» Materials provided
# # # # # # #

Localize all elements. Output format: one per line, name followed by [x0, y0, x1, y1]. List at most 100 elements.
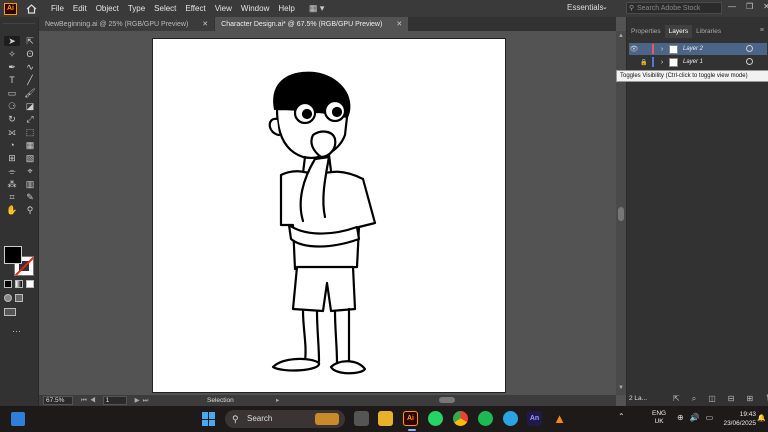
menu-file[interactable]: File — [51, 4, 64, 13]
shape-builder-icon[interactable]: ◔ — [4, 140, 20, 150]
eyedropper-icon[interactable]: ⌯ — [4, 166, 20, 176]
menu-type[interactable]: Type — [128, 4, 145, 13]
direct-selection-tool-icon[interactable]: ⇱ — [22, 36, 38, 46]
menu-object[interactable]: Object — [96, 4, 119, 13]
new-layer-icon[interactable]: ⊞ — [746, 394, 753, 404]
tab-properties[interactable]: Properties — [627, 25, 665, 38]
folder-icon[interactable] — [378, 411, 393, 426]
artboard-tool-icon[interactable]: ⌗ — [4, 192, 20, 202]
battery-icon[interactable]: ▭ — [706, 413, 714, 422]
menu-edit[interactable]: Edit — [73, 4, 87, 13]
rotate-tool-icon[interactable]: ↻ — [4, 114, 20, 124]
screen-mode-icon[interactable] — [4, 308, 16, 316]
artboard[interactable] — [152, 38, 506, 393]
expand-chevron-icon[interactable]: › — [657, 59, 667, 66]
tab-layers[interactable]: Layers — [664, 25, 693, 38]
line-tool-icon[interactable]: ╱ — [22, 75, 38, 85]
new-sublayer-icon[interactable]: ⊟ — [728, 394, 735, 404]
menu-help[interactable]: Help — [278, 4, 294, 13]
stock-search-input[interactable]: ⚲ Search Adobe Stock — [626, 2, 722, 14]
selection-tool-icon[interactable]: ➤ — [4, 36, 20, 46]
visibility-eye-icon[interactable]: 👁 — [629, 45, 639, 53]
menu-select[interactable]: Select — [154, 4, 176, 13]
column-graph-icon[interactable]: ▥ — [22, 179, 38, 189]
telegram-icon[interactable] — [503, 411, 518, 426]
panel-menu-icon[interactable]: ≡ — [760, 27, 764, 34]
pen-tool-icon[interactable]: ✒ — [4, 62, 20, 72]
symbol-sprayer-icon[interactable]: ⁂ — [4, 179, 20, 189]
tray-overflow-icon[interactable]: ⌃ — [618, 412, 625, 421]
whatsapp-icon[interactable] — [428, 411, 443, 426]
panel-grip[interactable] — [3, 20, 35, 24]
notification-bell-icon[interactable]: 🔔 — [757, 414, 766, 422]
vlc-icon[interactable]: ▲ — [552, 411, 567, 426]
type-tool-icon[interactable]: T — [4, 75, 20, 85]
curvature-tool-icon[interactable]: ∿ — [22, 62, 38, 72]
canvas-area[interactable] — [39, 31, 616, 395]
tab-newbeginning[interactable]: NewBeginning.ai @ 25% (RGB/GPU Preview) … — [39, 17, 215, 31]
artboard-number-field[interactable]: 1 — [102, 396, 127, 405]
workspace-switcher[interactable]: Essentials — [567, 3, 603, 12]
close-button[interactable]: ✕ — [763, 2, 768, 11]
menu-window[interactable]: Window — [241, 4, 269, 13]
draw-behind-icon[interactable] — [15, 294, 23, 302]
taskbar-search[interactable]: ⚲ Search — [225, 410, 345, 428]
character-illustration[interactable] — [153, 39, 507, 394]
language-indicator[interactable]: ENG UK — [652, 410, 666, 426]
chevron-down-icon[interactable]: ⌄ — [602, 3, 608, 11]
menu-effect[interactable]: Effect — [185, 4, 205, 13]
none-mode-icon[interactable] — [26, 280, 34, 288]
layer-row-layer-2[interactable]: 👁 › Layer 2 — [629, 43, 767, 55]
free-transform-icon[interactable]: ⬚ — [22, 127, 38, 137]
animate-icon[interactable]: An — [527, 411, 542, 426]
target-circle-icon[interactable] — [746, 58, 753, 65]
perspective-grid-icon[interactable]: ▦ — [22, 140, 38, 150]
lasso-icon[interactable]: ʘ — [22, 49, 38, 59]
gradient-tool-icon[interactable]: ▧ — [22, 153, 38, 163]
illustrator-taskbar-icon[interactable]: Ai — [403, 411, 418, 431]
close-tab-icon[interactable]: ✕ — [202, 20, 208, 28]
horizontal-scroll-thumb[interactable] — [439, 397, 455, 403]
clipping-mask-icon[interactable]: ◫ — [708, 394, 716, 404]
spotify-icon[interactable] — [478, 411, 493, 426]
zoom-level-field[interactable]: 67.5% — [43, 396, 73, 405]
gradient-mode-icon[interactable] — [15, 280, 23, 288]
locate-object-icon[interactable]: ⌕ — [692, 394, 696, 404]
layer-name[interactable]: Layer 1 — [683, 59, 703, 65]
mesh-tool-icon[interactable]: ⊞ — [4, 153, 20, 163]
status-menu-icon[interactable]: ▸ — [276, 396, 279, 404]
tab-libraries[interactable]: Libraries — [692, 25, 725, 38]
draw-normal-icon[interactable] — [4, 294, 12, 302]
measure-tool-icon[interactable]: ⌖ — [22, 166, 38, 176]
maximize-button[interactable]: ❐ — [746, 2, 753, 11]
volume-icon[interactable]: 🔊 — [690, 413, 700, 422]
vertical-scrollbar[interactable]: ▲ ▼ — [616, 31, 626, 395]
target-circle-icon[interactable] — [746, 45, 753, 52]
eraser-icon[interactable]: ◪ — [22, 101, 38, 111]
export-icon[interactable]: ⇱ — [673, 394, 680, 404]
scroll-down-icon[interactable]: ▼ — [618, 385, 624, 391]
artboard-nav-next-icon[interactable]: ▶⏭ — [135, 396, 152, 405]
width-tool-icon[interactable]: ⟗ — [4, 127, 20, 137]
widgets-icon[interactable] — [11, 412, 25, 426]
layer-name[interactable]: Layer 2 — [683, 46, 703, 52]
zoom-tool-icon[interactable]: ⚲ — [22, 205, 38, 215]
minimize-button[interactable]: — — [728, 2, 736, 11]
scroll-up-icon[interactable]: ▲ — [618, 33, 624, 39]
slice-tool-icon[interactable]: ✎ — [22, 192, 38, 202]
home-icon[interactable] — [25, 3, 37, 15]
artboard-nav-prev-icon[interactable]: ⏮◀ — [81, 397, 99, 405]
fill-color-chip[interactable] — [4, 246, 22, 264]
arrange-documents-icon[interactable]: ▦ ▾ — [309, 3, 325, 14]
network-icon[interactable]: ⊕ — [677, 413, 684, 422]
rectangle-tool-icon[interactable]: ▭ — [4, 88, 20, 98]
layer-row-layer-1[interactable]: 🔒 › Layer 1 — [629, 56, 767, 68]
tab-character-design[interactable]: Character Design.ai* @ 67.5% (RGB/GPU Pr… — [215, 17, 409, 31]
color-mode-icon[interactable] — [4, 280, 12, 288]
paintbrush-icon[interactable]: 🖌 — [22, 88, 38, 98]
edit-toolbar-icon[interactable]: ⋯ — [12, 326, 21, 337]
lock-icon[interactable]: 🔒 — [639, 59, 649, 66]
close-tab-icon[interactable]: ✕ — [396, 20, 402, 28]
file-manager-icon[interactable] — [354, 411, 369, 426]
expand-chevron-icon[interactable]: › — [657, 46, 667, 53]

# # # # # # #

» Objective
Extract each line in the items above that contains the word "type". Matching is case-sensitive.

» Response below
menu-type[interactable]: Type — [128, 4, 145, 13]
type-tool-icon[interactable]: T — [4, 75, 20, 85]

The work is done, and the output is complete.